┌─ Source material
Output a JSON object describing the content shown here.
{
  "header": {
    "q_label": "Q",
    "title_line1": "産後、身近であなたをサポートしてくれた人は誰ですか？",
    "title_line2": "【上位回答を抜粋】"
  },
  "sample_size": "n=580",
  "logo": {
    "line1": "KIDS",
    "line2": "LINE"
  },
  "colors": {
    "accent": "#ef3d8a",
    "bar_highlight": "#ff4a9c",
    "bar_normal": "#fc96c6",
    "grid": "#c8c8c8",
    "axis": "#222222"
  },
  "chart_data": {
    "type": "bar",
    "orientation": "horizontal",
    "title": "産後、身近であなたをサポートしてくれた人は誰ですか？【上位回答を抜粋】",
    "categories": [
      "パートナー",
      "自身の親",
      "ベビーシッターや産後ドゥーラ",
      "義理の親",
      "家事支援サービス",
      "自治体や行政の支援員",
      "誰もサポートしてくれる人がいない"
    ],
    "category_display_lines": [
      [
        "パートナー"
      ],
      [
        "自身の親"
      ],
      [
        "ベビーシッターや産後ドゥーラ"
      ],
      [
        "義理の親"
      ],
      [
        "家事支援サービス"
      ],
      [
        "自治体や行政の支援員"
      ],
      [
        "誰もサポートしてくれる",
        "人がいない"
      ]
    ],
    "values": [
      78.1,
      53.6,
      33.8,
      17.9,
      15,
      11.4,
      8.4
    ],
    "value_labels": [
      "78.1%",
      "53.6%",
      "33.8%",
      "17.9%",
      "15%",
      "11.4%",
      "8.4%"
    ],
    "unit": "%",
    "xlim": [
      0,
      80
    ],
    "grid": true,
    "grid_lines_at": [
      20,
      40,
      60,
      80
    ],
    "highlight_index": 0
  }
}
└─
*Exercise goal*
Copy out each record exactly as given, omitting none.

*Response*
Output a JSON object describing the content shown here.
{
  "header": {
    "q_label": "Q",
    "title_line1": "産後、身近であなたをサポートしてくれた人は誰ですか？",
    "title_line2": "【上位回答を抜粋】"
  },
  "sample_size": "n=580",
  "logo": {
    "line1": "KIDS",
    "line2": "LINE"
  },
  "colors": {
    "accent": "#ef3d8a",
    "bar_highlight": "#ff4a9c",
    "bar_normal": "#fc96c6",
    "grid": "#c8c8c8",
    "axis": "#222222"
  },
  "chart_data": {
    "type": "bar",
    "orientation": "horizontal",
    "title": "産後、身近であなたをサポートしてくれた人は誰ですか？【上位回答を抜粋】",
    "categories": [
      "パートナー",
      "自身の親",
      "ベビーシッターや産後ドゥーラ",
      "義理の親",
      "家事支援サービス",
      "自治体や行政の支援員",
      "誰もサポートしてくれる人がいない"
    ],
    "category_display_lines": [
      [
        "パートナー"
      ],
      [
        "自身の親"
      ],
      [
        "ベビーシッターや産後ドゥーラ"
      ],
      [
        "義理の親"
      ],
      [
        "家事支援サービス"
      ],
      [
        "自治体や行政の支援員"
      ],
      [
        "誰もサポートしてくれる",
        "人がいない"
      ]
    ],
    "values": [
      78.1,
      53.6,
      33.8,
      17.9,
      15,
      11.4,
      8.4
    ],
    "value_labels": [
      "78.1%",
      "53.6%",
      "33.8%",
      "17.9%",
      "15%",
      "11.4%",
      "8.4%"
    ],
    "unit": "%",
    "xlim": [
      0,
      80
    ],
    "grid": true,
    "grid_lines_at": [
      20,
      40,
      60,
      80
    ],
    "highlight_index": 0
  }
}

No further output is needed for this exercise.